>> begin
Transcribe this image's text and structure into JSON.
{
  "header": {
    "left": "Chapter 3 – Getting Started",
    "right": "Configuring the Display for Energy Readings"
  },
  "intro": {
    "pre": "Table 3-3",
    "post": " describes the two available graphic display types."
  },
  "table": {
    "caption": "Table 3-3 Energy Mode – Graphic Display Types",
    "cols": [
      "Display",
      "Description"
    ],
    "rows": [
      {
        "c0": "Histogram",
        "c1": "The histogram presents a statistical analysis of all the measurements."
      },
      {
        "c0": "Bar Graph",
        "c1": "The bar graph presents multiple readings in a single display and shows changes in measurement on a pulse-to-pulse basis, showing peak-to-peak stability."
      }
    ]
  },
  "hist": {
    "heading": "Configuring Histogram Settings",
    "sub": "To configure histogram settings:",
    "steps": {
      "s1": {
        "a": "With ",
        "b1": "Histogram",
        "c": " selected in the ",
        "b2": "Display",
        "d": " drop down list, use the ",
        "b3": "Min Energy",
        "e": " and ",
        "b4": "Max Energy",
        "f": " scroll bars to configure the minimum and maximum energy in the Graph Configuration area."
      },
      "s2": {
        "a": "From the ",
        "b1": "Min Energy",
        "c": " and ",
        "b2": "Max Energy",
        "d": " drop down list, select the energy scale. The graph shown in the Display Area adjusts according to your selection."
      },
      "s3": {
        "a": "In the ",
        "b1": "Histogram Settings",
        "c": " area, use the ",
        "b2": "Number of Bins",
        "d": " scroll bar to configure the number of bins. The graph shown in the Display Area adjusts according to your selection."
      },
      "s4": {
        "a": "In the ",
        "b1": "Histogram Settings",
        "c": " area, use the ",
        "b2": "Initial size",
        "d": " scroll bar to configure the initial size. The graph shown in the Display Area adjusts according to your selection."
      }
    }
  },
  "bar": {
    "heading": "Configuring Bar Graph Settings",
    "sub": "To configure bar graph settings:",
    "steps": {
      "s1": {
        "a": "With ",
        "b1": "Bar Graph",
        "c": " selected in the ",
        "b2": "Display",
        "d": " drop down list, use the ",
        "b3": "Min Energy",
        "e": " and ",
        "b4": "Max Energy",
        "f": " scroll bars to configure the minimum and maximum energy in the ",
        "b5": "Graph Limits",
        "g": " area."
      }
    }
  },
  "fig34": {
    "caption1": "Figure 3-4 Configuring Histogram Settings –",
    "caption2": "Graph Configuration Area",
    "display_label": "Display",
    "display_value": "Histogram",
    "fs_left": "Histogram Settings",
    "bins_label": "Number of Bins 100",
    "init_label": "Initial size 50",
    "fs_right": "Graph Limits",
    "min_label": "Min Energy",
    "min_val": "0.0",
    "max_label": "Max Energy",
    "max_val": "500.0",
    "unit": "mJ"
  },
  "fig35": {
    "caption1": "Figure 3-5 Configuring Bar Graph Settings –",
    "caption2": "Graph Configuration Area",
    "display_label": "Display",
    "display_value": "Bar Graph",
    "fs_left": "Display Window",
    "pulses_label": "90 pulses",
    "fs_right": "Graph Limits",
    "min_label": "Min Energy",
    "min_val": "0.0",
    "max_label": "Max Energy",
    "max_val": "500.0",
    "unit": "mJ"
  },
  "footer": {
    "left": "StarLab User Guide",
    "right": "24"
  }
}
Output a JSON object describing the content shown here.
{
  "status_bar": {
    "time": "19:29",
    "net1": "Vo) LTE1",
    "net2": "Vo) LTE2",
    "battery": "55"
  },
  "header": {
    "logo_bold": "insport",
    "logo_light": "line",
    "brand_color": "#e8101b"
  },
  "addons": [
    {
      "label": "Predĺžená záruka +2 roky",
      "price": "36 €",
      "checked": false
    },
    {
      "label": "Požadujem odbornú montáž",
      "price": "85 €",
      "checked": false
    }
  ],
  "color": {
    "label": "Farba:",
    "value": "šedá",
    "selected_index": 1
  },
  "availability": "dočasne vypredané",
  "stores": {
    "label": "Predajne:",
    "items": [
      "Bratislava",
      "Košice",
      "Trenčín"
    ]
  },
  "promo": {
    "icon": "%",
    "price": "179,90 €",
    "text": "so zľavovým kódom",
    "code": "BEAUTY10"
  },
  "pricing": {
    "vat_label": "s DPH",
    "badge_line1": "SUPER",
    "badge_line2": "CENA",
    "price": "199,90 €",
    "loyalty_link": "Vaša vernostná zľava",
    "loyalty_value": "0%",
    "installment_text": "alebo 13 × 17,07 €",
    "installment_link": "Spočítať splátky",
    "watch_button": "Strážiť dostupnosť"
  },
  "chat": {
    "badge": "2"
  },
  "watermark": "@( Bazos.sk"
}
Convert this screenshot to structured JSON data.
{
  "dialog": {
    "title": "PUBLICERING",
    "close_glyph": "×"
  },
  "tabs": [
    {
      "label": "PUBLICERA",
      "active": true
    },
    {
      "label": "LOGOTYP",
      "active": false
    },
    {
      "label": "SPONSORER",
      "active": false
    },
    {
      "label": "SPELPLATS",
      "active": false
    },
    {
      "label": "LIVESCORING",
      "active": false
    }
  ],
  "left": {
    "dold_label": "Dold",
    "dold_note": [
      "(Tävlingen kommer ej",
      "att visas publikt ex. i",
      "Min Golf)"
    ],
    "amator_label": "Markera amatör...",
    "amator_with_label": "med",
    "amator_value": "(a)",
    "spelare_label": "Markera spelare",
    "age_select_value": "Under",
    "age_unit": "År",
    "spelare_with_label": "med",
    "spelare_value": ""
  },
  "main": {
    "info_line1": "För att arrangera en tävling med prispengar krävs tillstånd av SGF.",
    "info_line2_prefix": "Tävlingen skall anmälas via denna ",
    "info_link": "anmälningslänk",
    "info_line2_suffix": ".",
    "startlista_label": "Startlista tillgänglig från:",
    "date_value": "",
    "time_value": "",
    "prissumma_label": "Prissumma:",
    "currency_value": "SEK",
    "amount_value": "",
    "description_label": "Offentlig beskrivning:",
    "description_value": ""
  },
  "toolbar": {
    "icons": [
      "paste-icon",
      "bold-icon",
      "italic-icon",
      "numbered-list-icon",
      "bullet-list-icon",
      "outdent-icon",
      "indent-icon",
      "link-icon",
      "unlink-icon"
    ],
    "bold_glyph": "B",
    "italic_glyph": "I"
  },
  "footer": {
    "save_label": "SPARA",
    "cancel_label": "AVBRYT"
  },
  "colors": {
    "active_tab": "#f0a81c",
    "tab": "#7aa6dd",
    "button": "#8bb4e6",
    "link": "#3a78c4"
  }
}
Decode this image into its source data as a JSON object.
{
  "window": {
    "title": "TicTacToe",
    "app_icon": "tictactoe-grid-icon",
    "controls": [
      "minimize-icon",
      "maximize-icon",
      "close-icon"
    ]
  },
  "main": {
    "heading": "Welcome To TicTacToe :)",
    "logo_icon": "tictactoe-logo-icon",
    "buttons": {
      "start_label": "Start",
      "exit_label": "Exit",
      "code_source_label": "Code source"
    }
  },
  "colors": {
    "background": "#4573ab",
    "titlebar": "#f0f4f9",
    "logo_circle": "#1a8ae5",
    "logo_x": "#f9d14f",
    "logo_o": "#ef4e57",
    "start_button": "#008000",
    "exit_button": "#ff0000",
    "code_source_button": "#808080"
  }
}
>> end
* TASK STATEMENT
From the line holding "Decode this image" down to the final line above, quote every line exactly and only those lines.

* TASK ANSWER
Decode this image into its source data as a JSON object.
{
  "window": {
    "title": "TicTacToe",
    "app_icon": "tictactoe-grid-icon",
    "controls": [
      "minimize-icon",
      "maximize-icon",
      "close-icon"
    ]
  },
  "main": {
    "heading": "Welcome To TicTacToe :)",
    "logo_icon": "tictactoe-logo-icon",
    "buttons": {
      "start_label": "Start",
      "exit_label": "Exit",
      "code_source_label": "Code source"
    }
  },
  "colors": {
    "background": "#4573ab",
    "titlebar": "#f0f4f9",
    "logo_circle": "#1a8ae5",
    "logo_x": "#f9d14f",
    "logo_o": "#ef4e57",
    "start_button": "#008000",
    "exit_button": "#ff0000",
    "code_source_button": "#808080"
  }
}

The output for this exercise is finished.